WHAT YOU WILL DO >>
Return all of the data exactly as given.

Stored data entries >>
'''

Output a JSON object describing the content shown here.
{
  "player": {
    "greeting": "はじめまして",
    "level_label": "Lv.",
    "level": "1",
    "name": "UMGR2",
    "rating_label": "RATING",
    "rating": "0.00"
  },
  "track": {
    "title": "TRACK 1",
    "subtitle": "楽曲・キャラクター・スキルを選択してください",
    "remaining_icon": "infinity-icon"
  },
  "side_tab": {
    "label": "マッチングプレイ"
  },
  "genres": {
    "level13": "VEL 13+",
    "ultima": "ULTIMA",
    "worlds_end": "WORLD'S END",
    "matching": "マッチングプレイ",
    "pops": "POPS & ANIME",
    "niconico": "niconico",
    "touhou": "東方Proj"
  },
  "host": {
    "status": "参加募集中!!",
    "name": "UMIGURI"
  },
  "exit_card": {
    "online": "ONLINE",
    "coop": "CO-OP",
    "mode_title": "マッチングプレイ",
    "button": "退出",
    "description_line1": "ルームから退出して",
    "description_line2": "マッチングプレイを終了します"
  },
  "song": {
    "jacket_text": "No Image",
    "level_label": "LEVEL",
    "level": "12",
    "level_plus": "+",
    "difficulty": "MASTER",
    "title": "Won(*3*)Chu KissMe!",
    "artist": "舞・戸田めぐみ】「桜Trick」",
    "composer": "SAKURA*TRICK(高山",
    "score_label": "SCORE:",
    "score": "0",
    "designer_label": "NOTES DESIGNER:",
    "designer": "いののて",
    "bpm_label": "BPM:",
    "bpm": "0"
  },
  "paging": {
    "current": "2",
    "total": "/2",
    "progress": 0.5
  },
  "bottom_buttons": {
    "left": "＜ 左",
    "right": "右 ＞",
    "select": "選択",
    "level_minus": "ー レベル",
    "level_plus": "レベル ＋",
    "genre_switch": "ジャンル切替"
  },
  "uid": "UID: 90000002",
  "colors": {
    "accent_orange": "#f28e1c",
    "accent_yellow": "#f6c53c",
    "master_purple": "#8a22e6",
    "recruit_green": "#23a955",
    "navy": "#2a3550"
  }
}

'''

WRITTEN REPLY >>
Output a JSON object describing the content shown here.
{
  "player": {
    "greeting": "はじめまして",
    "level_label": "Lv.",
    "level": "1",
    "name": "UMGR2",
    "rating_label": "RATING",
    "rating": "0.00"
  },
  "track": {
    "title": "TRACK 1",
    "subtitle": "楽曲・キャラクター・スキルを選択してください",
    "remaining_icon": "infinity-icon"
  },
  "side_tab": {
    "label": "マッチングプレイ"
  },
  "genres": {
    "level13": "VEL 13+",
    "ultima": "ULTIMA",
    "worlds_end": "WORLD'S END",
    "matching": "マッチングプレイ",
    "pops": "POPS & ANIME",
    "niconico": "niconico",
    "touhou": "東方Proj"
  },
  "host": {
    "status": "参加募集中!!",
    "name": "UMIGURI"
  },
  "exit_card": {
    "online": "ONLINE",
    "coop": "CO-OP",
    "mode_title": "マッチングプレイ",
    "button": "退出",
    "description_line1": "ルームから退出して",
    "description_line2": "マッチングプレイを終了します"
  },
  "song": {
    "jacket_text": "No Image",
    "level_label": "LEVEL",
    "level": "12",
    "level_plus": "+",
    "difficulty": "MASTER",
    "title": "Won(*3*)Chu KissMe!",
    "artist": "舞・戸田めぐみ】「桜Trick」",
    "composer": "SAKURA*TRICK(高山",
    "score_label": "SCORE:",
    "score": "0",
    "designer_label": "NOTES DESIGNER:",
    "designer": "いののて",
    "bpm_label": "BPM:",
    "bpm": "0"
  },
  "paging": {
    "current": "2",
    "total": "/2",
    "progress": 0.5
  },
  "bottom_buttons": {
    "left": "＜ 左",
    "right": "右 ＞",
    "select": "選択",
    "level_minus": "ー レベル",
    "level_plus": "レベル ＋",
    "genre_switch": "ジャンル切替"
  },
  "uid": "UID: 90000002",
  "colors": {
    "accent_orange": "#f28e1c",
    "accent_yellow": "#f6c53c",
    "master_purple": "#8a22e6",
    "recruit_green": "#23a955",
    "navy": "#2a3550"
  }
}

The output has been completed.